++++ Data to use ++++

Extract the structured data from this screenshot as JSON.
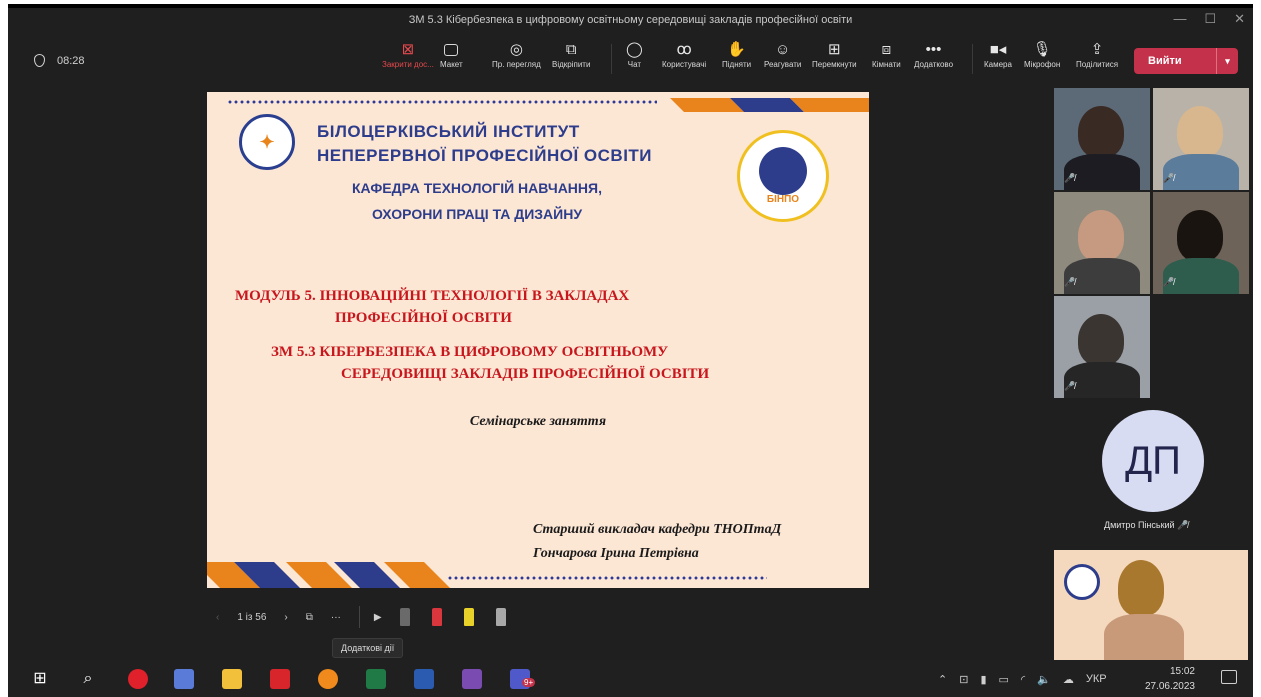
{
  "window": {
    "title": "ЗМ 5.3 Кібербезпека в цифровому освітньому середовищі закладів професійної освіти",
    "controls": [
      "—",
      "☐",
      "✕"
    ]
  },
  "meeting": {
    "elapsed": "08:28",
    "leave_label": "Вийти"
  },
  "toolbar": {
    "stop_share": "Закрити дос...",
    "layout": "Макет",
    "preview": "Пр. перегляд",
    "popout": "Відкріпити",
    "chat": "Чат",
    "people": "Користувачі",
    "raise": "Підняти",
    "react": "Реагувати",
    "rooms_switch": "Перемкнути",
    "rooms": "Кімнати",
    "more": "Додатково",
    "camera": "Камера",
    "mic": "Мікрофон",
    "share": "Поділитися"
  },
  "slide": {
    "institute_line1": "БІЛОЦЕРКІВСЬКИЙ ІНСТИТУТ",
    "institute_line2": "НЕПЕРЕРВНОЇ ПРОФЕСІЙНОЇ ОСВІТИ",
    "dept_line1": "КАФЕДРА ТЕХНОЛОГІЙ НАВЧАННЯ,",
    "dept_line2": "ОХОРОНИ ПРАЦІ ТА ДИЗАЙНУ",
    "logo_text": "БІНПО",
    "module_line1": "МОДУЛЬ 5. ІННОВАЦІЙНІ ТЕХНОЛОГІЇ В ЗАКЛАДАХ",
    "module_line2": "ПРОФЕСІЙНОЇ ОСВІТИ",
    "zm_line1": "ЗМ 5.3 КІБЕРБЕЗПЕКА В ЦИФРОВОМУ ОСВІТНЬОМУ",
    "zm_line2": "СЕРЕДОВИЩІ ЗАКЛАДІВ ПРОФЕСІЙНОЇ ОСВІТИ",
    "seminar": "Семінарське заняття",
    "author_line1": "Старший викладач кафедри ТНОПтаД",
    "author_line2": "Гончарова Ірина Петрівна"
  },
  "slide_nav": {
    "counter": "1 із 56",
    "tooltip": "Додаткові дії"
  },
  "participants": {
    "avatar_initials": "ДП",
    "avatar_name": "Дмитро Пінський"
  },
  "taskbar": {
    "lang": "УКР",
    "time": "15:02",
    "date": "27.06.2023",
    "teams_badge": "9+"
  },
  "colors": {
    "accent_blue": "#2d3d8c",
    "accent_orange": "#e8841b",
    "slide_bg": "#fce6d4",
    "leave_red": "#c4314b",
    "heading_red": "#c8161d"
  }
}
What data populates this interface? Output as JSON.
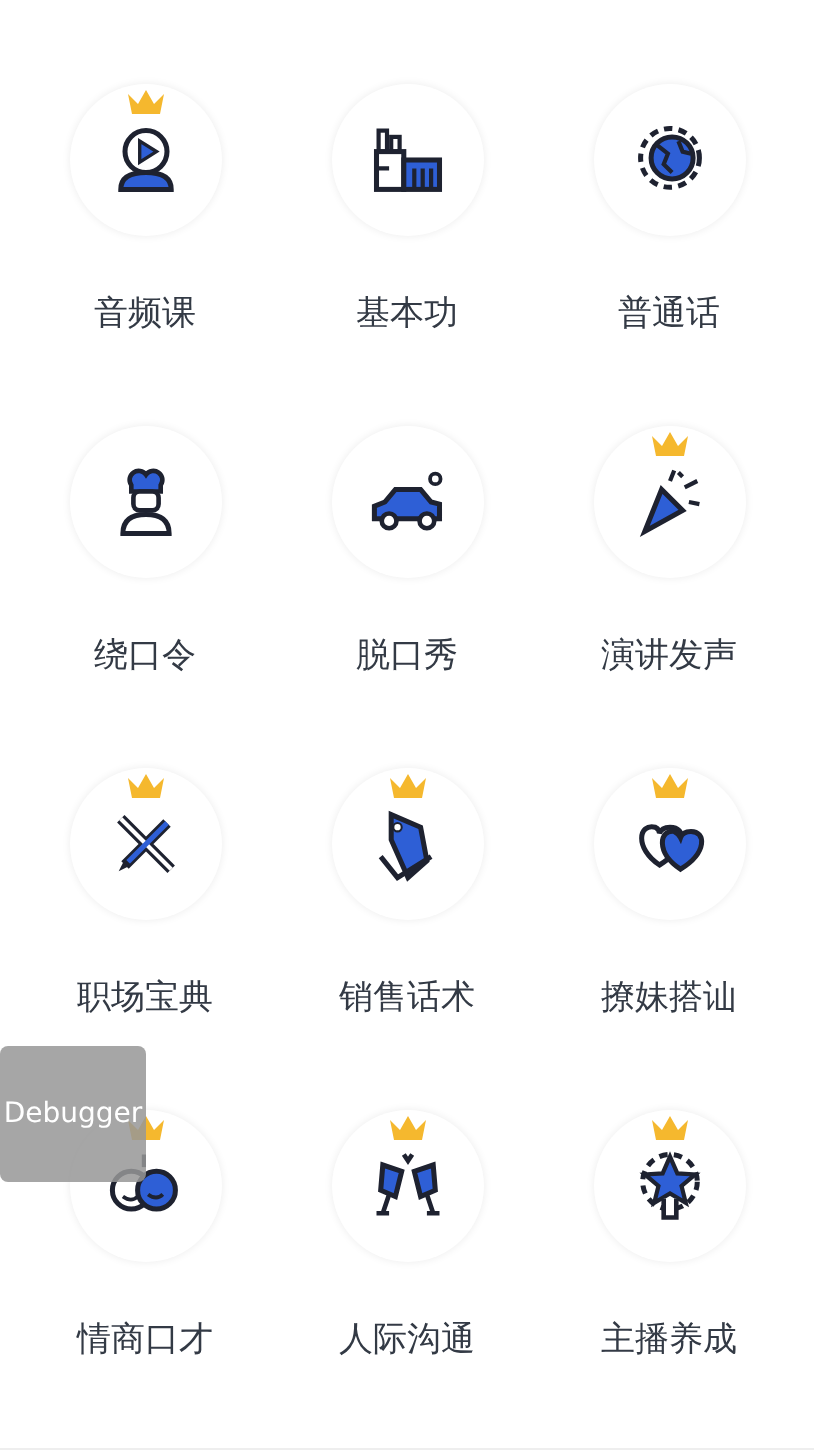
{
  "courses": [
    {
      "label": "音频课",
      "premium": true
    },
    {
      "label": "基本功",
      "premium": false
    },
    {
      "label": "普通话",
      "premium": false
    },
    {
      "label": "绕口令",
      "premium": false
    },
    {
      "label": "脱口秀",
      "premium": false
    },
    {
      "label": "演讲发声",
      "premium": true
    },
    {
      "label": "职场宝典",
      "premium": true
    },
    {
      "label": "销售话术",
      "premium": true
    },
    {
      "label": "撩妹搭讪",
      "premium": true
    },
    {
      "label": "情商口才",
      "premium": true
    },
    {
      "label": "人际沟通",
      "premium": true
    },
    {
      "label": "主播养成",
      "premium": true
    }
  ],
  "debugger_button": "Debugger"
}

++++
++++ Data to use ++++

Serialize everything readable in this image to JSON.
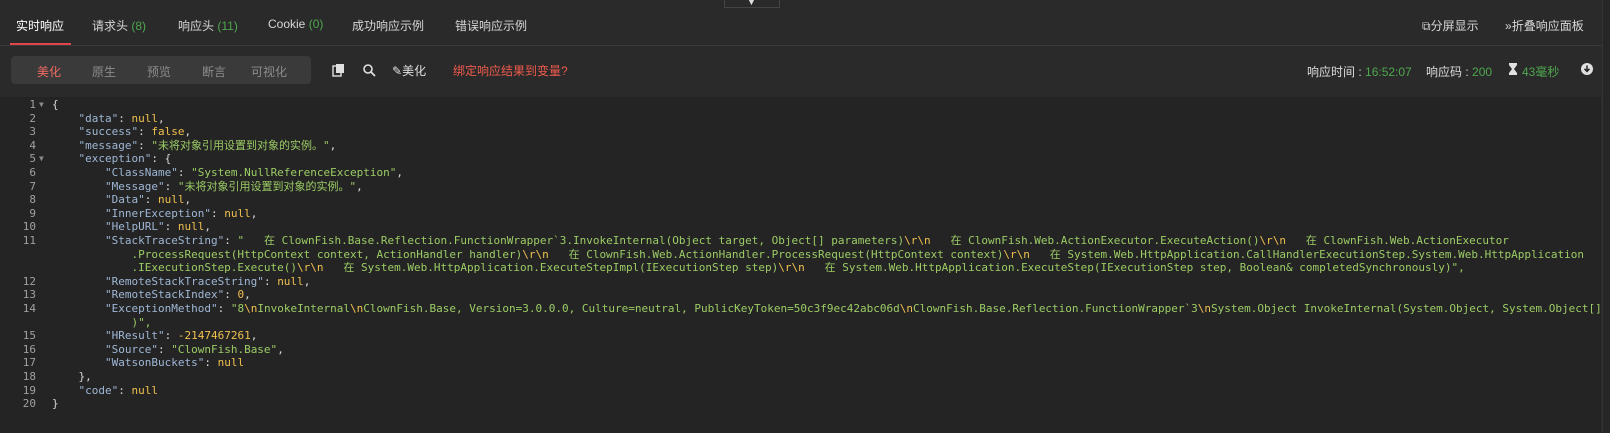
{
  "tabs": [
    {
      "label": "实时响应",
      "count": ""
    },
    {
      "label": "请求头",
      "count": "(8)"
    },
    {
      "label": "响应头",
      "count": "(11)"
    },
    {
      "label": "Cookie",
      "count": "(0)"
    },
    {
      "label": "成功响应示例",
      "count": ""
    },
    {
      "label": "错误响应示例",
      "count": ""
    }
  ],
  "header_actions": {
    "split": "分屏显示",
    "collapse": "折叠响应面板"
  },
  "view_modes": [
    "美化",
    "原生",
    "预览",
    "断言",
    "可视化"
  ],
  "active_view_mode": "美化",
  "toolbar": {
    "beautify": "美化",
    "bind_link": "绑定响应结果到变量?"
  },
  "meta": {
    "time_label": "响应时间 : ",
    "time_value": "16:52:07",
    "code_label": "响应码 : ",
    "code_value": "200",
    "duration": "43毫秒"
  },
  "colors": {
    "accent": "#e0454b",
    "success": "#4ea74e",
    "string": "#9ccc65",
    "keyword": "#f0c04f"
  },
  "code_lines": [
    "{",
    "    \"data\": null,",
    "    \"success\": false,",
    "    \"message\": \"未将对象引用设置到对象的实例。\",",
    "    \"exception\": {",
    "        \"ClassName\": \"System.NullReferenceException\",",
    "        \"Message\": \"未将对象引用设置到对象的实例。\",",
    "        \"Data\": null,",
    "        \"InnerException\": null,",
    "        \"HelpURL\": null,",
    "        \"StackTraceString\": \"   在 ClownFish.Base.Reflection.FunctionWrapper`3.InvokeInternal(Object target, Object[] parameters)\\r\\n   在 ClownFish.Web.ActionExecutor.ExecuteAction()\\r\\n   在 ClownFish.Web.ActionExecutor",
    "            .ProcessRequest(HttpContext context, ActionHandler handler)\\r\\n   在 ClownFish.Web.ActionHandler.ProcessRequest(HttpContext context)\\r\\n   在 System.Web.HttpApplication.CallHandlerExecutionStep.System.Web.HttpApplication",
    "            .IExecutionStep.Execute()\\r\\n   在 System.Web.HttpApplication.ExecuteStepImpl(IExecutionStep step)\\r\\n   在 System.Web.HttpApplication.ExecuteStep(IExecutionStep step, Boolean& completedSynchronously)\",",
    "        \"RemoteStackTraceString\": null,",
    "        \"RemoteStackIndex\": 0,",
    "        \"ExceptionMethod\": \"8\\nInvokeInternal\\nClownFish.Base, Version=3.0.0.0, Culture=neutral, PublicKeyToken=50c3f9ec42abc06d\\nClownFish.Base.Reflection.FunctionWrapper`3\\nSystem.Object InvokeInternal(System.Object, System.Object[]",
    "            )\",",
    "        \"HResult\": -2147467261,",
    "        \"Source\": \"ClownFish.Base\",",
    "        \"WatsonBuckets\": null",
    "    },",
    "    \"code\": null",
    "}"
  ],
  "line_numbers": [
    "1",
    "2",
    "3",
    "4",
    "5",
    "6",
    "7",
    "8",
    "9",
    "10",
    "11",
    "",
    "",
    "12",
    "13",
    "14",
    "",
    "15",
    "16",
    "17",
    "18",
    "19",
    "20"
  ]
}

++++

§ Written exercise
Which lines contain "未将对象引用设置到对象的实例"? Copy each of them.

§ Exercise output
    "    \"message\": \"未将对象引用设置到对象的实例。\",",
    "        \"Message\": \"未将对象引用设置到对象的实例。\",",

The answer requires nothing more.